GIVEN PROBLEM
Return the passage of the Latin America Advisor excerpt on the Transpacific Trade Partnership that lies between "Latin America Advisor" and "would they bring?", inclusive, copied word for word.

PAGE EXCERPT
## Begin

Latin America Advisor

A Daily Publication of The Dialogue

Is the Transpacific Trade Partnership Initiative on Track?

Q: U.S. Trade Representative Ron Kirk announced this month that Canada and Mexico have joined Japan in expressing interest in participating in the Transpacific Trade Partnership (TPP), an investment and trade initiative that the Obama administration considers a "top priority" in its Asia-Pacific strategy. Is the TPP on track to complete a framework in 2012, as planned, or will the recent interest from Canada, Mexico and Japan delay the timetable? Are Mexico and Canada likely to join the TPP, and what changes would they bring?

## End

INFORMATION SUPPLIED
## Begin

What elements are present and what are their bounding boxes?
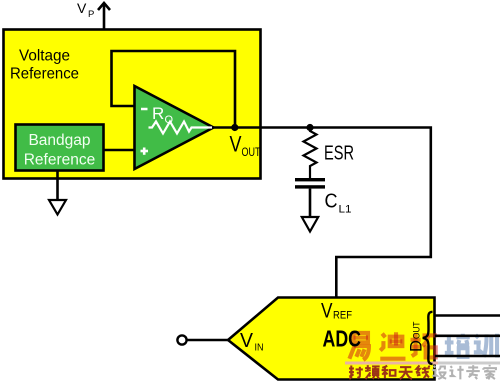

## End

WORKED SOLUTION
Latin America Advisor

A Daily Publication of The Dialogue

Is the Transpacific Trade Partnership Initiative on Track?

Q: U.S. Trade Representative Ron Kirk announced this month that Canada and Mexico have joined Japan in expressing interest in participating in the Transpacific Trade Partnership (TPP), an investment and trade initiative that the Obama administration considers a "top priority" in its Asia-Pacific strategy. Is the TPP on track to complete a framework in 2012, as planned, or will the recent interest from Canada, Mexico and Japan delay the timetable? Are Mexico and Canada likely to join the TPP, and what changes would they bring?